◆ TASK DESCRIPTION ◆
Return every line below in which "index" appears.

◆ EXERCISE MATERIAL ◆
****
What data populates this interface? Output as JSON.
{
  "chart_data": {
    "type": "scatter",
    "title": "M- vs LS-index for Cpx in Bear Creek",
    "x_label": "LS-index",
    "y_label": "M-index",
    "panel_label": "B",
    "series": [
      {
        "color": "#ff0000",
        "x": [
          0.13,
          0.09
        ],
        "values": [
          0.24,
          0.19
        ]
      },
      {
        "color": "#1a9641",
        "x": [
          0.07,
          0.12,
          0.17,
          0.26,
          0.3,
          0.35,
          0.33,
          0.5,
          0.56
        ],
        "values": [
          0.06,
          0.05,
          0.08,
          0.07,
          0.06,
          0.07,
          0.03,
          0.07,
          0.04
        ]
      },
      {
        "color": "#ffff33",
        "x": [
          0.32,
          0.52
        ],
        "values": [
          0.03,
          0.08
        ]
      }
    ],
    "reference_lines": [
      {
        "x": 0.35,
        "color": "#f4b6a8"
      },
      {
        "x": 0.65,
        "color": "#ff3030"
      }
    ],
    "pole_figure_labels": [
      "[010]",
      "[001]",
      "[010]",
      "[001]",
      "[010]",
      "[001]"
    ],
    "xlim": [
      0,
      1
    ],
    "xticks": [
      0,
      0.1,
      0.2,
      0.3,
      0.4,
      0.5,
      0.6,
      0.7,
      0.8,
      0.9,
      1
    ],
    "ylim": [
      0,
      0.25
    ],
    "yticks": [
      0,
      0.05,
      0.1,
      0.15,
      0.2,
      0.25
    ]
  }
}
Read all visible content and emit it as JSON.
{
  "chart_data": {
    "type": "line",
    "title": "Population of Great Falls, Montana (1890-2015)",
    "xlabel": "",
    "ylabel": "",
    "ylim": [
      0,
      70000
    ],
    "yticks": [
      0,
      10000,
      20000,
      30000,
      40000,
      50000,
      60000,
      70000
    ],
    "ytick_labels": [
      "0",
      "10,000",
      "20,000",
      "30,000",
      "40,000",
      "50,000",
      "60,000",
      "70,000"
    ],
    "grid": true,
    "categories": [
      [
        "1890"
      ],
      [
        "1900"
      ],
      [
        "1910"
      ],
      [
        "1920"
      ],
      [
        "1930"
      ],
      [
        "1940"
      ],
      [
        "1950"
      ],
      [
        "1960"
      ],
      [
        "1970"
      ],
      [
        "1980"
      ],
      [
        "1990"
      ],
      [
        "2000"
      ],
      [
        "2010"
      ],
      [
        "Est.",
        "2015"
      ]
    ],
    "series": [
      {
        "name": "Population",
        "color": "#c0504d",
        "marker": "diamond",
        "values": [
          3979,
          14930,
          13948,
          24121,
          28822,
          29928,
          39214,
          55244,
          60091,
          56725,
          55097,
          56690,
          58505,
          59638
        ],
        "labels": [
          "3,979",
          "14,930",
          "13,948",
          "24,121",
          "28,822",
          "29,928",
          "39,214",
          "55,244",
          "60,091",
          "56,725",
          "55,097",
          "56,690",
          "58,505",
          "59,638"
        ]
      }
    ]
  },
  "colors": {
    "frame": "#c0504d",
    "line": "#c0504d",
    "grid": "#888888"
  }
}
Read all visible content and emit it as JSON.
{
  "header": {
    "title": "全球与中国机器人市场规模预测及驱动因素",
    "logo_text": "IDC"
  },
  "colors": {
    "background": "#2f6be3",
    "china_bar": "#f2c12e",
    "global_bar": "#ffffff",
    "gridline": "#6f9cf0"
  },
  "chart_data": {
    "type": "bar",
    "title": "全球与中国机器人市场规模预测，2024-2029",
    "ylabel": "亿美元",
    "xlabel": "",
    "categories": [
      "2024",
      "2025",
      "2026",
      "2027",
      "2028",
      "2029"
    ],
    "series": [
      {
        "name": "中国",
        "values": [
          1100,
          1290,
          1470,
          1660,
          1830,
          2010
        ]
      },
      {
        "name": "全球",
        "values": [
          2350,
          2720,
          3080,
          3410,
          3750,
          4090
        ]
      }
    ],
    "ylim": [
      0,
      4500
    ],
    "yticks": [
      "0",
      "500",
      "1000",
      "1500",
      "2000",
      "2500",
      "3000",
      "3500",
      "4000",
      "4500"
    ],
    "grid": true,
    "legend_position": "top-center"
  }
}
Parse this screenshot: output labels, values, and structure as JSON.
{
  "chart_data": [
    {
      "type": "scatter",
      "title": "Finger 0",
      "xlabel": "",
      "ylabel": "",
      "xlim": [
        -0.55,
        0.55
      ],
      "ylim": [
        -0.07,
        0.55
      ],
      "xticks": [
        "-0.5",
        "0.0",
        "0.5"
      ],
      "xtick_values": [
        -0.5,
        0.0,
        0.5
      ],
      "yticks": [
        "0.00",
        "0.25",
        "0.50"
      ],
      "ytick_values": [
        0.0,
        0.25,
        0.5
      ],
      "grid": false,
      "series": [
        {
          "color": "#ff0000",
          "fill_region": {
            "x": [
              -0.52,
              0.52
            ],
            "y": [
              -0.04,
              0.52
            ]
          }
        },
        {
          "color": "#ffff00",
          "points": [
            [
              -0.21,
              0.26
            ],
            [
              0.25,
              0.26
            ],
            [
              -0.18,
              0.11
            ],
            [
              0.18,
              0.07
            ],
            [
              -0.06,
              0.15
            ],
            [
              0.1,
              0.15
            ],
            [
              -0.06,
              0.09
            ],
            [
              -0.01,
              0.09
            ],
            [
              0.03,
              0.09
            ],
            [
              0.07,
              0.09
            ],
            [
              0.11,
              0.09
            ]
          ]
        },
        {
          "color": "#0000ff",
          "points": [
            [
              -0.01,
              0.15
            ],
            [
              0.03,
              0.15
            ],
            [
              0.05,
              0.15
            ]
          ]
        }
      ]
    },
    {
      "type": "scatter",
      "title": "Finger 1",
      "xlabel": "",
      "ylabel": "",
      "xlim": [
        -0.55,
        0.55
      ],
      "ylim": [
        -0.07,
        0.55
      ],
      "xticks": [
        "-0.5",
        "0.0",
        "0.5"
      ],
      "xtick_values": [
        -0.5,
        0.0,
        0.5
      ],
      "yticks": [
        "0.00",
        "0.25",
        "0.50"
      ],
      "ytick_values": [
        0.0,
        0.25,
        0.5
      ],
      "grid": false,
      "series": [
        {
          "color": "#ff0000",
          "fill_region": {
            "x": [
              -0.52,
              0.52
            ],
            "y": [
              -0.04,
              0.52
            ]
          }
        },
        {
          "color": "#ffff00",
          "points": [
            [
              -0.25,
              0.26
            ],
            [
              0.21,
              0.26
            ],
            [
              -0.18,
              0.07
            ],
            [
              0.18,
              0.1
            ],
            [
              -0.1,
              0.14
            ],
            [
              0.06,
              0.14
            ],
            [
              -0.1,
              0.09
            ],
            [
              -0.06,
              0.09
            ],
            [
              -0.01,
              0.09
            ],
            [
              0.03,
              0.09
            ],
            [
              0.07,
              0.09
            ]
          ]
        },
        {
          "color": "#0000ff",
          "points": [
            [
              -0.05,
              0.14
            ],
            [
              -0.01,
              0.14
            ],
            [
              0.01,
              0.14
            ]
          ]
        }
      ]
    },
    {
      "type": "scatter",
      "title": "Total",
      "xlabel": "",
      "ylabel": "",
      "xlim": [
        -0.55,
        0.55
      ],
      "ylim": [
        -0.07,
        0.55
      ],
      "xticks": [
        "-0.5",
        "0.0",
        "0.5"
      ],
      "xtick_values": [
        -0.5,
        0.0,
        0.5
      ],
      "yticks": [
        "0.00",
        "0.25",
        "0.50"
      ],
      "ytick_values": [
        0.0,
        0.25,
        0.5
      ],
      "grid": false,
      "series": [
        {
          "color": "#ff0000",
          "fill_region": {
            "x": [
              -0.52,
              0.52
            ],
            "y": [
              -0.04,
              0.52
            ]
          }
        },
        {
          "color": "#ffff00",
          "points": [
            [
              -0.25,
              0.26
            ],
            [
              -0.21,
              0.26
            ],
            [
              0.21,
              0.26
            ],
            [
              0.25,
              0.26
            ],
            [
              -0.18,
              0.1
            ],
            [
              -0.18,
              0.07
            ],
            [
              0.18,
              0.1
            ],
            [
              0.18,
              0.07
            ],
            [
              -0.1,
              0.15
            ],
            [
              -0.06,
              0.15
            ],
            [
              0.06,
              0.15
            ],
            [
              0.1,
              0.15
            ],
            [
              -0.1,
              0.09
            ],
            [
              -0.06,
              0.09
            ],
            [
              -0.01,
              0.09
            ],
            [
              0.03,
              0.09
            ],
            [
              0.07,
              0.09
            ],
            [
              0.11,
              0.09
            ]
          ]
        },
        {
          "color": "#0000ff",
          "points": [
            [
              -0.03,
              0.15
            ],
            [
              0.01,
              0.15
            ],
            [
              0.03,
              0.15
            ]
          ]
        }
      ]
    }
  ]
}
****
◆ CORRECT ANSWER ◆
    "title": "M- vs LS-index for Cpx in Bear Creek",
    "x_label": "LS-index",
    "y_label": "M-index",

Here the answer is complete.